§ **Given records**:
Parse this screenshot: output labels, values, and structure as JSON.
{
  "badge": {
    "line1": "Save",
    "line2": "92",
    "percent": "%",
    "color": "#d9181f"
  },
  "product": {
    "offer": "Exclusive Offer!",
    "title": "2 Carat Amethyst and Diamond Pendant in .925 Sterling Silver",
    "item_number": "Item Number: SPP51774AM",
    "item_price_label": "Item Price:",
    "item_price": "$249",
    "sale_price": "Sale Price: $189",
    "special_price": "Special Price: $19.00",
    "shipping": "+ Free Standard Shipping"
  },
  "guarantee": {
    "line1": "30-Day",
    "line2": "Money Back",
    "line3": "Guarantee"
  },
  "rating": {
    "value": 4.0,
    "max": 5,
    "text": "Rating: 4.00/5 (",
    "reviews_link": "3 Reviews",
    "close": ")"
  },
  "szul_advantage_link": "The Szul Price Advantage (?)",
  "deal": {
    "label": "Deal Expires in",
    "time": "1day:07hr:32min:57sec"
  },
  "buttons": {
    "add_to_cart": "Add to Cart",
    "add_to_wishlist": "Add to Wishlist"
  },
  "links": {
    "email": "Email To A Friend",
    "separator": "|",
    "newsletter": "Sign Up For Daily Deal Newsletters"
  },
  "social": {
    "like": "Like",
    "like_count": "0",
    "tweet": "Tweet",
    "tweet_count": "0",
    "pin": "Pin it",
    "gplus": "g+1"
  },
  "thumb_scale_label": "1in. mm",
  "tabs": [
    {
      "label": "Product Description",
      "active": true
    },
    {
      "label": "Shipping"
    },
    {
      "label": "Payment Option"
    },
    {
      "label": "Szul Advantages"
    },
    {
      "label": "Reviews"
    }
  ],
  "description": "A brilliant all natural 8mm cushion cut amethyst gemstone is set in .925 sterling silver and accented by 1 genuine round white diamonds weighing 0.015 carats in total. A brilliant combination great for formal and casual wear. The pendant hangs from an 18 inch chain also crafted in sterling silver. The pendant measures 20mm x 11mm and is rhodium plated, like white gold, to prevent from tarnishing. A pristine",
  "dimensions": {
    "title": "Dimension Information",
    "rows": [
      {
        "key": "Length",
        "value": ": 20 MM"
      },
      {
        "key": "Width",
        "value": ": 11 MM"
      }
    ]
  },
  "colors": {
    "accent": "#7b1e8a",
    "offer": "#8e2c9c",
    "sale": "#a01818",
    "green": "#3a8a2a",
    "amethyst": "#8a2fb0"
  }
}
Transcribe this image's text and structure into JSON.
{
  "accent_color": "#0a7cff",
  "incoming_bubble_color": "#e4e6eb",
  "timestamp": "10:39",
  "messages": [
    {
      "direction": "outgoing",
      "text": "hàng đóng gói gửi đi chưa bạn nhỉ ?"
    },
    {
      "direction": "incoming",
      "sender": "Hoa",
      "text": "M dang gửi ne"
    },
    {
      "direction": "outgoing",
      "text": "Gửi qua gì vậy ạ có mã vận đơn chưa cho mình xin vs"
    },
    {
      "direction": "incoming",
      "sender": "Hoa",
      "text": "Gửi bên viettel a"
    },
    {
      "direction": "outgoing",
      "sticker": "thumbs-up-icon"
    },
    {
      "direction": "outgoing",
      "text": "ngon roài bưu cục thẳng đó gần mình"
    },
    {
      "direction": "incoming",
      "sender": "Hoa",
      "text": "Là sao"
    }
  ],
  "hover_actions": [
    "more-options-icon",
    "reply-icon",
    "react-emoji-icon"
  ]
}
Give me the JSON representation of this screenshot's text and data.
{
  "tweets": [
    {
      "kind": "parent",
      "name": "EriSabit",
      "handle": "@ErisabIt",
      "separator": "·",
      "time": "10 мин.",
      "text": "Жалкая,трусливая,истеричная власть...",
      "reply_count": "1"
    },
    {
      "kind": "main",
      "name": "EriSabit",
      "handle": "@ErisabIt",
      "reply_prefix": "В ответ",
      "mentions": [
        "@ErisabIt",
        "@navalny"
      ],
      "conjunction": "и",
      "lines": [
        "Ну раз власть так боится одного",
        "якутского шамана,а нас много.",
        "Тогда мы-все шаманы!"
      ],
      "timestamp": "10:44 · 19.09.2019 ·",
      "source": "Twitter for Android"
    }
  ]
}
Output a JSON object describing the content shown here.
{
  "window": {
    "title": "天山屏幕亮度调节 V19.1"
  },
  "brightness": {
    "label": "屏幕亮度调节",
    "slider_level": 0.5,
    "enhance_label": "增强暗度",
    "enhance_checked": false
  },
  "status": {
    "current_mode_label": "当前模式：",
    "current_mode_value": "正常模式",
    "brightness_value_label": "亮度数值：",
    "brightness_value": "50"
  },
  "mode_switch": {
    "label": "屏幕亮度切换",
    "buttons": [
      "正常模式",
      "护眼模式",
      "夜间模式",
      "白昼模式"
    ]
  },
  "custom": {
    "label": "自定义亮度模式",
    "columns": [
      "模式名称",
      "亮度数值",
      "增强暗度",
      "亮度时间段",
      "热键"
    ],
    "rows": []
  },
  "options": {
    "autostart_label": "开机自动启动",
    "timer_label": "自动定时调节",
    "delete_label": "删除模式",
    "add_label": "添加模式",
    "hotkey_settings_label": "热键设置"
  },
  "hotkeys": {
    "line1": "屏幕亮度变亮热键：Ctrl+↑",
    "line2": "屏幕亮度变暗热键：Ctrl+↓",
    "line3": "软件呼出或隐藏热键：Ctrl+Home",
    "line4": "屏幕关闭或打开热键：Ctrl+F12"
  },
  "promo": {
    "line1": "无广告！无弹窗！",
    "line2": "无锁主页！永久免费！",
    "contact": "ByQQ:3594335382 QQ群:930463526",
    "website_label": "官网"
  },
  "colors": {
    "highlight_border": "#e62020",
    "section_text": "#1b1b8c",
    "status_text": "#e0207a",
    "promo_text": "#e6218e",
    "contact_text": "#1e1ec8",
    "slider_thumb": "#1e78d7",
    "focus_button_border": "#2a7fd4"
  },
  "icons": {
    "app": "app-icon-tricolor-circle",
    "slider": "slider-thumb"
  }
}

§ **Short exercise**: List every line above containing the word "Shipping".

§ **Result for this exercise**:
    "shipping": "+ Free Standard Shipping"
      "label": "Shipping"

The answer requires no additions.